YOUR GOAL:
Retype each line of the material exactly, please, skipping any picture in it.

Figure record listings:
━━━━━━━━━━

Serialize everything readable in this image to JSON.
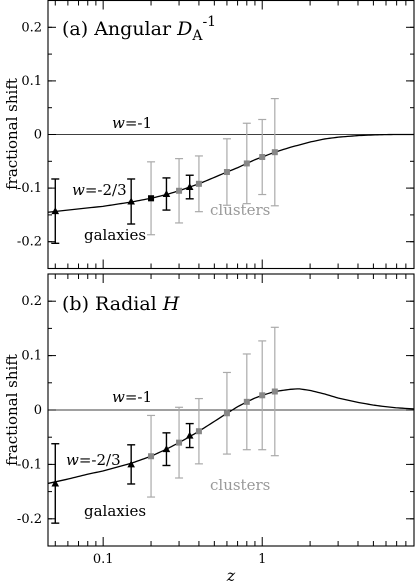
{
  "chart_data": [
    {
      "type": "line",
      "panel_label": "(a) Angular ",
      "panel_symbol": "D",
      "panel_subscript": "A",
      "panel_superscript": "-1",
      "ylabel": "fractional shift",
      "xlabel": "",
      "xscale": "log",
      "xlim": [
        0.045,
        9.0
      ],
      "ylim": [
        -0.25,
        0.25
      ],
      "xticks": [
        {
          "value": 0.1,
          "label": ""
        },
        {
          "value": 1,
          "label": ""
        }
      ],
      "yticks": [
        {
          "value": 0.2,
          "label": "0.2"
        },
        {
          "value": 0.1,
          "label": "0.1"
        },
        {
          "value": 0,
          "label": "0"
        },
        {
          "value": -0.1,
          "label": "-0.1"
        },
        {
          "value": -0.2,
          "label": "-0.2"
        }
      ],
      "reference_line": {
        "y": 0,
        "label_var": "w",
        "label_val": "=-1"
      },
      "curve_label": {
        "var": "w",
        "val": "=-2/3"
      },
      "curve": {
        "x": [
          0.045,
          0.06,
          0.08,
          0.1,
          0.15,
          0.2,
          0.25,
          0.3,
          0.35,
          0.4,
          0.5,
          0.6,
          0.7,
          0.8,
          0.9,
          1.0,
          1.2,
          1.5,
          2.0,
          2.5,
          3.0,
          4.0,
          5.0,
          6.0,
          7.0,
          9.0
        ],
        "y": [
          -0.145,
          -0.141,
          -0.137,
          -0.134,
          -0.126,
          -0.119,
          -0.112,
          -0.105,
          -0.098,
          -0.092,
          -0.08,
          -0.07,
          -0.062,
          -0.054,
          -0.047,
          -0.042,
          -0.033,
          -0.024,
          -0.014,
          -0.008,
          -0.005,
          -0.002,
          -0.0008,
          -0.0002,
          0.0,
          0.0
        ]
      },
      "galaxies": {
        "label": "galaxies",
        "points": [
          {
            "x": 0.05,
            "y": -0.143,
            "err": 0.06,
            "marker": "triangle"
          },
          {
            "x": 0.15,
            "y": -0.125,
            "err": 0.042,
            "marker": "triangle"
          },
          {
            "x": 0.2,
            "y": -0.119,
            "err": 0,
            "marker": "square"
          },
          {
            "x": 0.25,
            "y": -0.111,
            "err": 0.03,
            "marker": "triangle"
          },
          {
            "x": 0.35,
            "y": -0.098,
            "err": 0.022,
            "marker": "triangle"
          }
        ]
      },
      "clusters": {
        "label": "clusters",
        "points": [
          {
            "x": 0.2,
            "err": 0.068
          },
          {
            "x": 0.3,
            "err": 0.06
          },
          {
            "x": 0.4,
            "err": 0.052
          },
          {
            "x": 0.6,
            "err": 0.062
          },
          {
            "x": 0.8,
            "err": 0.075
          },
          {
            "x": 1.0,
            "err": 0.07
          },
          {
            "x": 1.2,
            "err": 0.1
          }
        ]
      }
    },
    {
      "type": "line",
      "panel_label": "(b) Radial ",
      "panel_symbol": "H",
      "panel_subscript": "",
      "panel_superscript": "",
      "ylabel": "fractional shift",
      "xlabel": "z",
      "xscale": "log",
      "xlim": [
        0.045,
        9.0
      ],
      "ylim": [
        -0.25,
        0.25
      ],
      "xticks": [
        {
          "value": 0.1,
          "label": "0.1"
        },
        {
          "value": 1,
          "label": "1"
        }
      ],
      "yticks": [
        {
          "value": 0.2,
          "label": "0.2"
        },
        {
          "value": 0.1,
          "label": "0.1"
        },
        {
          "value": 0,
          "label": "0"
        },
        {
          "value": -0.1,
          "label": "-0.1"
        },
        {
          "value": -0.2,
          "label": "-0.2"
        }
      ],
      "reference_line": {
        "y": 0,
        "label_var": "w",
        "label_val": "=-1"
      },
      "curve_label": {
        "var": "w",
        "val": "=-2/3"
      },
      "curve": {
        "x": [
          0.045,
          0.06,
          0.08,
          0.1,
          0.15,
          0.2,
          0.25,
          0.3,
          0.35,
          0.4,
          0.5,
          0.6,
          0.7,
          0.8,
          0.9,
          1.0,
          1.2,
          1.5,
          1.7,
          2.0,
          2.5,
          3.0,
          4.0,
          5.0,
          6.0,
          7.0,
          9.0
        ],
        "y": [
          -0.135,
          -0.127,
          -0.118,
          -0.112,
          -0.098,
          -0.085,
          -0.072,
          -0.06,
          -0.049,
          -0.039,
          -0.021,
          -0.006,
          0.006,
          0.015,
          0.022,
          0.027,
          0.034,
          0.038,
          0.039,
          0.036,
          0.029,
          0.022,
          0.014,
          0.009,
          0.006,
          0.004,
          0.002
        ]
      },
      "galaxies": {
        "label": "galaxies",
        "points": [
          {
            "x": 0.05,
            "y": -0.135,
            "err": 0.073,
            "marker": "triangle"
          },
          {
            "x": 0.15,
            "y": -0.1,
            "err": 0.036,
            "marker": "triangle"
          },
          {
            "x": 0.25,
            "y": -0.072,
            "err": 0.03,
            "marker": "triangle"
          },
          {
            "x": 0.35,
            "y": -0.047,
            "err": 0.022,
            "marker": "triangle"
          }
        ]
      },
      "clusters": {
        "label": "clusters",
        "points": [
          {
            "x": 0.2,
            "err": 0.075
          },
          {
            "x": 0.3,
            "err": 0.065
          },
          {
            "x": 0.4,
            "err": 0.06
          },
          {
            "x": 0.6,
            "err": 0.075
          },
          {
            "x": 0.8,
            "err": 0.088
          },
          {
            "x": 1.0,
            "err": 0.1
          },
          {
            "x": 1.2,
            "err": 0.118
          }
        ]
      }
    }
  ]
}
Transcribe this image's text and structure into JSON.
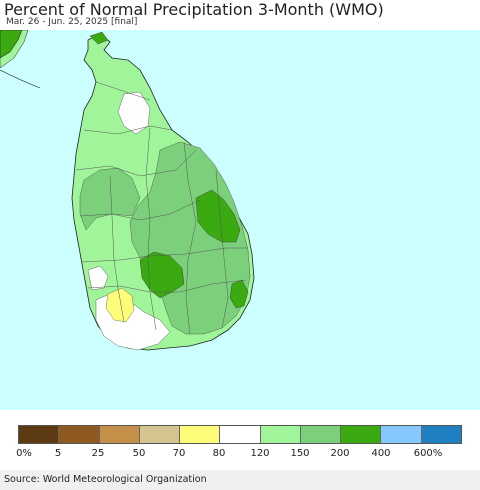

━━━━━━━━━━

THE RESULT:
Serialize everything readable in this image to JSON.
{
  "chart_data": [
    {
      "type": "line",
      "panel_label": "(a) Angular ",
      "panel_symbol": "D",
      "panel_subscript": "A",
      "panel_superscript": "-1",
      "ylabel": "fractional shift",
      "xlabel": "",
      "xscale": "log",
      "xlim": [
        0.045,
        9.0
      ],
      "ylim": [
        -0.25,
        0.25
      ],
      "xticks": [
        {
          "value": 0.1,
          "label": ""
        },
        {
          "value": 1,
          "label": ""
        }
      ],
      "yticks": [
        {
          "value": 0.2,
          "label": "0.2"
        },
        {
          "value": 0.1,
          "label": "0.1"
        },
        {
          "value": 0,
          "label": "0"
        },
        {
          "value": -0.1,
          "label": "-0.1"
        },
        {
          "value": -0.2,
          "label": "-0.2"
        }
      ],
      "reference_line": {
        "y": 0,
        "label_var": "w",
        "label_val": "=-1"
      },
      "curve_label": {
        "var": "w",
        "val": "=-2/3"
      },
      "curve": {
        "x": [
          0.045,
          0.06,
          0.08,
          0.1,
          0.15,
          0.2,
          0.25,
          0.3,
          0.35,
          0.4,
          0.5,
          0.6,
          0.7,
          0.8,
          0.9,
          1.0,
          1.2,
          1.5,
          2.0,
          2.5,
          3.0,
          4.0,
          5.0,
          6.0,
          7.0,
          9.0
        ],
        "y": [
          -0.145,
          -0.141,
          -0.137,
          -0.134,
          -0.126,
          -0.119,
          -0.112,
          -0.105,
          -0.098,
          -0.092,
          -0.08,
          -0.07,
          -0.062,
          -0.054,
          -0.047,
          -0.042,
          -0.033,
          -0.024,
          -0.014,
          -0.008,
          -0.005,
          -0.002,
          -0.0008,
          -0.0002,
          0.0,
          0.0
        ]
      },
      "galaxies": {
        "label": "galaxies",
        "points": [
          {
            "x": 0.05,
            "y": -0.143,
            "err": 0.06,
            "marker": "triangle"
          },
          {
            "x": 0.15,
            "y": -0.125,
            "err": 0.042,
            "marker": "triangle"
          },
          {
            "x": 0.2,
            "y": -0.119,
            "err": 0,
            "marker": "square"
          },
          {
            "x": 0.25,
            "y": -0.111,
            "err": 0.03,
            "marker": "triangle"
          },
          {
            "x": 0.35,
            "y": -0.098,
            "err": 0.022,
            "marker": "triangle"
          }
        ]
      },
      "clusters": {
        "label": "clusters",
        "points": [
          {
            "x": 0.2,
            "err": 0.068
          },
          {
            "x": 0.3,
            "err": 0.06
          },
          {
            "x": 0.4,
            "err": 0.052
          },
          {
            "x": 0.6,
            "err": 0.062
          },
          {
            "x": 0.8,
            "err": 0.075
          },
          {
            "x": 1.0,
            "err": 0.07
          },
          {
            "x": 1.2,
            "err": 0.1
          }
        ]
      }
    },
    {
      "type": "line",
      "panel_label": "(b) Radial ",
      "panel_symbol": "H",
      "panel_subscript": "",
      "panel_superscript": "",
      "ylabel": "fractional shift",
      "xlabel": "z",
      "xscale": "log",
      "xlim": [
        0.045,
        9.0
      ],
      "ylim": [
        -0.25,
        0.25
      ],
      "xticks": [
        {
          "value": 0.1,
          "label": "0.1"
        },
        {
          "value": 1,
          "label": "1"
        }
      ],
      "yticks": [
        {
          "value": 0.2,
          "label": "0.2"
        },
        {
          "value": 0.1,
          "label": "0.1"
        },
        {
          "value": 0,
          "label": "0"
        },
        {
          "value": -0.1,
          "label": "-0.1"
        },
        {
          "value": -0.2,
          "label": "-0.2"
        }
      ],
      "reference_line": {
        "y": 0,
        "label_var": "w",
        "label_val": "=-1"
      },
      "curve_label": {
        "var": "w",
        "val": "=-2/3"
      },
      "curve": {
        "x": [
          0.045,
          0.06,
          0.08,
          0.1,
          0.15,
          0.2,
          0.25,
          0.3,
          0.35,
          0.4,
          0.5,
          0.6,
          0.7,
          0.8,
          0.9,
          1.0,
          1.2,
          1.5,
          1.7,
          2.0,
          2.5,
          3.0,
          4.0,
          5.0,
          6.0,
          7.0,
          9.0
        ],
        "y": [
          -0.135,
          -0.127,
          -0.118,
          -0.112,
          -0.098,
          -0.085,
          -0.072,
          -0.06,
          -0.049,
          -0.039,
          -0.021,
          -0.006,
          0.006,
          0.015,
          0.022,
          0.027,
          0.034,
          0.038,
          0.039,
          0.036,
          0.029,
          0.022,
          0.014,
          0.009,
          0.006,
          0.004,
          0.002
        ]
      },
      "galaxies": {
        "label": "galaxies",
        "points": [
          {
            "x": 0.05,
            "y": -0.135,
            "err": 0.073,
            "marker": "triangle"
          },
          {
            "x": 0.15,
            "y": -0.1,
            "err": 0.036,
            "marker": "triangle"
          },
          {
            "x": 0.25,
            "y": -0.072,
            "err": 0.03,
            "marker": "triangle"
          },
          {
            "x": 0.35,
            "y": -0.047,
            "err": 0.022,
            "marker": "triangle"
          }
        ]
      },
      "clusters": {
        "label": "clusters",
        "points": [
          {
            "x": 0.2,
            "err": 0.075
          },
          {
            "x": 0.3,
            "err": 0.065
          },
          {
            "x": 0.4,
            "err": 0.06
          },
          {
            "x": 0.6,
            "err": 0.075
          },
          {
            "x": 0.8,
            "err": 0.088
          },
          {
            "x": 1.0,
            "err": 0.1
          },
          {
            "x": 1.2,
            "err": 0.118
          }
        ]
      }
    }
  ]
}
Transcribe this image's text and structure into JSON.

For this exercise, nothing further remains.